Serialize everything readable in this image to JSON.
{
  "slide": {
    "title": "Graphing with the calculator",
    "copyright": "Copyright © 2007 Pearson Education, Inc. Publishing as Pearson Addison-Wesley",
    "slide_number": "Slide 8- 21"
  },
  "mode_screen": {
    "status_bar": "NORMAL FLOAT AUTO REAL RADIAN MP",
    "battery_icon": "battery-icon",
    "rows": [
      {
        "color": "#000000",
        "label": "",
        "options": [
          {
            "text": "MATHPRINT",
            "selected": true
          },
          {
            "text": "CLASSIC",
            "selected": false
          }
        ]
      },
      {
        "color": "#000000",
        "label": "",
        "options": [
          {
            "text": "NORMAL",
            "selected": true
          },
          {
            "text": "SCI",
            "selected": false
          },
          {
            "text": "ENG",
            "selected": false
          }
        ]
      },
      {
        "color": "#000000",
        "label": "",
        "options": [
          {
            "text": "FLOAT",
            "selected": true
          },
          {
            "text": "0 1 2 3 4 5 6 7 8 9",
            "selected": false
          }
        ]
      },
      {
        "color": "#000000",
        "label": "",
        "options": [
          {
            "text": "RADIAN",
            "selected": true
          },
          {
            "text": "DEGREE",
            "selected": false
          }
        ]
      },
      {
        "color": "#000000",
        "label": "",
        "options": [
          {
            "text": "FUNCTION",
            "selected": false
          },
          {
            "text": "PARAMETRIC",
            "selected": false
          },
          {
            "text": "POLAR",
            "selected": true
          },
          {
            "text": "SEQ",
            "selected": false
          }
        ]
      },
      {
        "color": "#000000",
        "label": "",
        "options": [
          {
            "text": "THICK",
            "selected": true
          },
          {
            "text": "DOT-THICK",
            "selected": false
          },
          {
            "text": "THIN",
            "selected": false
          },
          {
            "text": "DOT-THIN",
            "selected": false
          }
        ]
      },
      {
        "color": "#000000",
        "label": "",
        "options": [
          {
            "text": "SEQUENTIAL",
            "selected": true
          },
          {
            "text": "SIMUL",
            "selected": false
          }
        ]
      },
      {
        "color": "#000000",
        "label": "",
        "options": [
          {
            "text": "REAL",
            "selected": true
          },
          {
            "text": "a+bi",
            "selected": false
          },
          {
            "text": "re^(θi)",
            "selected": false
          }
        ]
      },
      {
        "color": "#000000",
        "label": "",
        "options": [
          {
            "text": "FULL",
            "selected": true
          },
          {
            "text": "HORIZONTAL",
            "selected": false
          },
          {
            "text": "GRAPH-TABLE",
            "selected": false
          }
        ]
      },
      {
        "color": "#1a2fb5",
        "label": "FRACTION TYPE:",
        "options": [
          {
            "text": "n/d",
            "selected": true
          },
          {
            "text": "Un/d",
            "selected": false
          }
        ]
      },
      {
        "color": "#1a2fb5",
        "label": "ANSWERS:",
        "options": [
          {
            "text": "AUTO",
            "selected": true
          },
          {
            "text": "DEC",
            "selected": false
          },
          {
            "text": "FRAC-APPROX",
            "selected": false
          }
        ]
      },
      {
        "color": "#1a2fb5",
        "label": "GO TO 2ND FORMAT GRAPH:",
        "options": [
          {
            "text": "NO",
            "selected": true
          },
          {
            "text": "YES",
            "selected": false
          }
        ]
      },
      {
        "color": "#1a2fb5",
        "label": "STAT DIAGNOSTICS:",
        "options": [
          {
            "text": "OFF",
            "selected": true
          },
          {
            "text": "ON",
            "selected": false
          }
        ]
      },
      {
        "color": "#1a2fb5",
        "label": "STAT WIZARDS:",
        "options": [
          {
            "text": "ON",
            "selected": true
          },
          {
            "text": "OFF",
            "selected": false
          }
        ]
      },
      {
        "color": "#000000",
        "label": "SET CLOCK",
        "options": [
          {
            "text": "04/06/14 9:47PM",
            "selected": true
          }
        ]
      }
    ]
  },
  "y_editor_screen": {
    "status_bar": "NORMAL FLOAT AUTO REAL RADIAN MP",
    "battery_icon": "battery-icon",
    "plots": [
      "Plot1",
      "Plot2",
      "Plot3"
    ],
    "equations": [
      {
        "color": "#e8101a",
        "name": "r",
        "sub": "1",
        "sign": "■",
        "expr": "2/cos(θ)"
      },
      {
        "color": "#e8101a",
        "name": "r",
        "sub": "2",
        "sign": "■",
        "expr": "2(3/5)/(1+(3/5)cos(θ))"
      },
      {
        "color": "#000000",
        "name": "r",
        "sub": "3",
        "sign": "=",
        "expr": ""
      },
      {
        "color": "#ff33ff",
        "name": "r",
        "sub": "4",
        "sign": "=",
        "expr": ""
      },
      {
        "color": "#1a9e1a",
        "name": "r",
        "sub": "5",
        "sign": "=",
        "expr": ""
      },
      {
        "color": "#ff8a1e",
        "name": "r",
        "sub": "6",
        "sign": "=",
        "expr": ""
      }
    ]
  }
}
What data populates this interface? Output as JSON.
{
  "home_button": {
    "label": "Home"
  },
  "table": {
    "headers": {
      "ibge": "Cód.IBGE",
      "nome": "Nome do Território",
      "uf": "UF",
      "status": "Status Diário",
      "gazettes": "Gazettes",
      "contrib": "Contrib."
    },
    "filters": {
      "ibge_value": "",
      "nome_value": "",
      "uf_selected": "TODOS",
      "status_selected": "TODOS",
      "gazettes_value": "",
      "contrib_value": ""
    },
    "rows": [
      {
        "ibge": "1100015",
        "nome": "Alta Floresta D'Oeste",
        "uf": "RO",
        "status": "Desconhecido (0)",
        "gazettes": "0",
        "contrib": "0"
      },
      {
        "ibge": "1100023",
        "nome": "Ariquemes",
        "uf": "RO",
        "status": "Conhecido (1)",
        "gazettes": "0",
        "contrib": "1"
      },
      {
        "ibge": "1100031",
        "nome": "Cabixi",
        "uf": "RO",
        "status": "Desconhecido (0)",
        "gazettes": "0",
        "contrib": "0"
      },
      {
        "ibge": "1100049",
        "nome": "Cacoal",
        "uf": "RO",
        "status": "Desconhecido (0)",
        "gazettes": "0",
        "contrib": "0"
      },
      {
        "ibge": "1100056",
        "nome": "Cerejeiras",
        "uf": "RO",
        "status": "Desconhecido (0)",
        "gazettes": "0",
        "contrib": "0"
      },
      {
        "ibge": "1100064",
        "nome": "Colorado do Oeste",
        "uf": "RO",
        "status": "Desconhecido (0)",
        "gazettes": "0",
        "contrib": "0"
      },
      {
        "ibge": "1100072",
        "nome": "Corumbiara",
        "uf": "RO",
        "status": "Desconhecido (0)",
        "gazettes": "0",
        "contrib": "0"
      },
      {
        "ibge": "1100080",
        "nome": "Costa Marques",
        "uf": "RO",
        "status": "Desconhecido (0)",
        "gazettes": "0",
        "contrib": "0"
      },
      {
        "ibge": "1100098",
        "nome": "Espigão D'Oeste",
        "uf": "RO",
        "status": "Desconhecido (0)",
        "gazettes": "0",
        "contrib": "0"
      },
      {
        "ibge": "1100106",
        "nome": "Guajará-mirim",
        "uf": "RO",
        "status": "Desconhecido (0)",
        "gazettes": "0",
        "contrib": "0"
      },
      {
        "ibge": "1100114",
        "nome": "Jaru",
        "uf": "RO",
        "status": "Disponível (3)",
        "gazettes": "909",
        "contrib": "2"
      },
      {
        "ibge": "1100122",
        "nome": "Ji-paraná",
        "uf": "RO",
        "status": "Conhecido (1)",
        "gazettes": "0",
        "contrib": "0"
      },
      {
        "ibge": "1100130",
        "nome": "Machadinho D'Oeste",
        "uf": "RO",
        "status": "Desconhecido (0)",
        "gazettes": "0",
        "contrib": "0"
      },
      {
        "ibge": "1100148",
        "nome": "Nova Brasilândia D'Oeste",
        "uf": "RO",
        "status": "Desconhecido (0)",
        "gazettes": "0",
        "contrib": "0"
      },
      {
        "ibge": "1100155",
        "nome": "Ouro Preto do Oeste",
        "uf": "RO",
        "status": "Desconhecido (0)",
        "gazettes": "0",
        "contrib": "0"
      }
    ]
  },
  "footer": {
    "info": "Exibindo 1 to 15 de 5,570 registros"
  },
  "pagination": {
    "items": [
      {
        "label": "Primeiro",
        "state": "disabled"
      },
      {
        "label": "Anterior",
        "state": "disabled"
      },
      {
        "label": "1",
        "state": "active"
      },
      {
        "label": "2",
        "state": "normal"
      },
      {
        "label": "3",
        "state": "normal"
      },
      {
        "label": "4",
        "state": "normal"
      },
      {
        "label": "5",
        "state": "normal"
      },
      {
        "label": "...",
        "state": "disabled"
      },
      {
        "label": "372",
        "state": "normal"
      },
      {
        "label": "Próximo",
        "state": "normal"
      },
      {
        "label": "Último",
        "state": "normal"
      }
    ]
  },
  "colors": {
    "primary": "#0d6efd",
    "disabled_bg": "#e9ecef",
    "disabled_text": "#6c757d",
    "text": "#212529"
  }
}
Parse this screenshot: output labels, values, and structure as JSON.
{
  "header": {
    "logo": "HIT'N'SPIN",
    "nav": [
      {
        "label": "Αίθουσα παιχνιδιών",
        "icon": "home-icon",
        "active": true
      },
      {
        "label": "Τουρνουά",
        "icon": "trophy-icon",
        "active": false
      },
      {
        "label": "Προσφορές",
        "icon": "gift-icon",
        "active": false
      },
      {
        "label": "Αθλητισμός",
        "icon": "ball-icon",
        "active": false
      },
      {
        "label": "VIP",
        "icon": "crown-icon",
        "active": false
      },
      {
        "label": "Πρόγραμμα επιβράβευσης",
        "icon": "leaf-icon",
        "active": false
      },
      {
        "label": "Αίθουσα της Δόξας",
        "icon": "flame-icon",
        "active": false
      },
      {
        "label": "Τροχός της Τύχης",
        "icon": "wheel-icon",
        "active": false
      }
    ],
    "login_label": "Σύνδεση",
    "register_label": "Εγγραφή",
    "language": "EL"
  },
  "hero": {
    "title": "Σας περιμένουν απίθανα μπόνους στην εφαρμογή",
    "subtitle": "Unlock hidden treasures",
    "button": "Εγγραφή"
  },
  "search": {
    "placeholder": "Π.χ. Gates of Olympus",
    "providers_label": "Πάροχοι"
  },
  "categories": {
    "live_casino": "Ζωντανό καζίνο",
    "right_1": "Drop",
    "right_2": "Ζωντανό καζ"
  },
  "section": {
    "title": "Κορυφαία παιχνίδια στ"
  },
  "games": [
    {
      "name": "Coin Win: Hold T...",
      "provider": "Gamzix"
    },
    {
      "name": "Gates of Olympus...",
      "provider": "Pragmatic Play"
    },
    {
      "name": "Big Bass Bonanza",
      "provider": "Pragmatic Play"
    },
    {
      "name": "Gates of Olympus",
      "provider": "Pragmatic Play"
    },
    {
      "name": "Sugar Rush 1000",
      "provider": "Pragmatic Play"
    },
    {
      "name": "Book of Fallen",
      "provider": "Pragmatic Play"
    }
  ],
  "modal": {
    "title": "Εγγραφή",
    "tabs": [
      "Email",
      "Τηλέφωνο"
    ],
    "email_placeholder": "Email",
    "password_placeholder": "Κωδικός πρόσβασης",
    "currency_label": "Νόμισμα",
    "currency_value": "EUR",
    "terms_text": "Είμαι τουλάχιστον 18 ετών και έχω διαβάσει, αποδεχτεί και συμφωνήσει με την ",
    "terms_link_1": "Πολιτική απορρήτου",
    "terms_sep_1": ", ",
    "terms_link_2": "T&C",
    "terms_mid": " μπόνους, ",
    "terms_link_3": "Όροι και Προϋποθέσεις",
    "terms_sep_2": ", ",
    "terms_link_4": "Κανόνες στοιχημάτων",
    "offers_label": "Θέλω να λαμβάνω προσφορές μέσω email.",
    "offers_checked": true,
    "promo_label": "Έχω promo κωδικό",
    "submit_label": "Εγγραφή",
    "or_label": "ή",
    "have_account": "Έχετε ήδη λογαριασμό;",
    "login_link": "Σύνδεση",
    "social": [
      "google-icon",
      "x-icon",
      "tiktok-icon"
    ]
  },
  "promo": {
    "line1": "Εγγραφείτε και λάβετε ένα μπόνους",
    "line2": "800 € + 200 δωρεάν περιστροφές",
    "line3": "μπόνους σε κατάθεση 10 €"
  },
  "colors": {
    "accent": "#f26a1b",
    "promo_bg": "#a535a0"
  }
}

▸ **Task objective**: Please list every line of the records that contains "TODOS".

▸ **Written reply**:
      "uf_selected": "TODOS",
      "status_selected": "TODOS",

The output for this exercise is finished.